Dataset entries:
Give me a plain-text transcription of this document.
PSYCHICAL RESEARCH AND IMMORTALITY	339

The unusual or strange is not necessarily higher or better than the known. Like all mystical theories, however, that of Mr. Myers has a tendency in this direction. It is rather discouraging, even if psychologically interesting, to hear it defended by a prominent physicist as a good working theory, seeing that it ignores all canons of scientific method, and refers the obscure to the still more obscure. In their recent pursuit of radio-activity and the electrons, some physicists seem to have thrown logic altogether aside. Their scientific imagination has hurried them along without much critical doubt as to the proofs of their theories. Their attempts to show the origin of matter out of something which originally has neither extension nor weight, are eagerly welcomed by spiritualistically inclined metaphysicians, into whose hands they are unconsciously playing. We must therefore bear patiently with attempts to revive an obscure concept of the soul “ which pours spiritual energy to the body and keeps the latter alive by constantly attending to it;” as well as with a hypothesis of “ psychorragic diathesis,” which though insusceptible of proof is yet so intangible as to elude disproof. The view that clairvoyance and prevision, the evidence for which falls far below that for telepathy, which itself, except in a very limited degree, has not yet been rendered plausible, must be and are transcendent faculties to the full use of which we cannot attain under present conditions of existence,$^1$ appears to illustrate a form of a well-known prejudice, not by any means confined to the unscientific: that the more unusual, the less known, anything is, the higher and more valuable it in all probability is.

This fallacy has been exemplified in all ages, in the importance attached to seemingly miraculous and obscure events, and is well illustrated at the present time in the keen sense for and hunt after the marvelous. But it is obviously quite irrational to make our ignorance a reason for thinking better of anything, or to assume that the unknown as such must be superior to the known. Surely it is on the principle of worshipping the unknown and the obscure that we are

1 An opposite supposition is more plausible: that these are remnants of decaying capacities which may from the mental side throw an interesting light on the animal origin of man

### Directions for this task:
Repeat every entry exactly as written above.

### Solved problem:
Give me a plain-text transcription of this document.
PSYCHICAL RESEARCH AND IMMORTALITY	339

The unusual or strange is not necessarily higher or better than the known. Like all mystical theories, however, that of Mr. Myers has a tendency in this direction. It is rather discouraging, even if psychologically interesting, to hear it defended by a prominent physicist as a good working theory, seeing that it ignores all canons of scientific method, and refers the obscure to the still more obscure. In their recent pursuit of radio-activity and the electrons, some physicists seem to have thrown logic altogether aside. Their scientific imagination has hurried them along without much critical doubt as to the proofs of their theories. Their attempts to show the origin of matter out of something which originally has neither extension nor weight, are eagerly welcomed by spiritualistically inclined metaphysicians, into whose hands they are unconsciously playing. We must therefore bear patiently with attempts to revive an obscure concept of the soul “ which pours spiritual energy to the body and keeps the latter alive by constantly attending to it;” as well as with a hypothesis of “ psychorragic diathesis,” which though insusceptible of proof is yet so intangible as to elude disproof. The view that clairvoyance and prevision, the evidence for which falls far below that for telepathy, which itself, except in a very limited degree, has not yet been rendered plausible, must be and are transcendent faculties to the full use of which we cannot attain under present conditions of existence,$^1$ appears to illustrate a form of a well-known prejudice, not by any means confined to the unscientific: that the more unusual, the less known, anything is, the higher and more valuable it in all probability is.

This fallacy has been exemplified in all ages, in the importance attached to seemingly miraculous and obscure events, and is well illustrated at the present time in the keen sense for and hunt after the marvelous. But it is obviously quite irrational to make our ignorance a reason for thinking better of anything, or to assume that the unknown as such must be superior to the known. Surely it is on the principle of worshipping the unknown and the obscure that we are

1 An opposite supposition is more plausible: that these are remnants of decaying capacities which may from the mental side throw an interesting light on the animal origin of man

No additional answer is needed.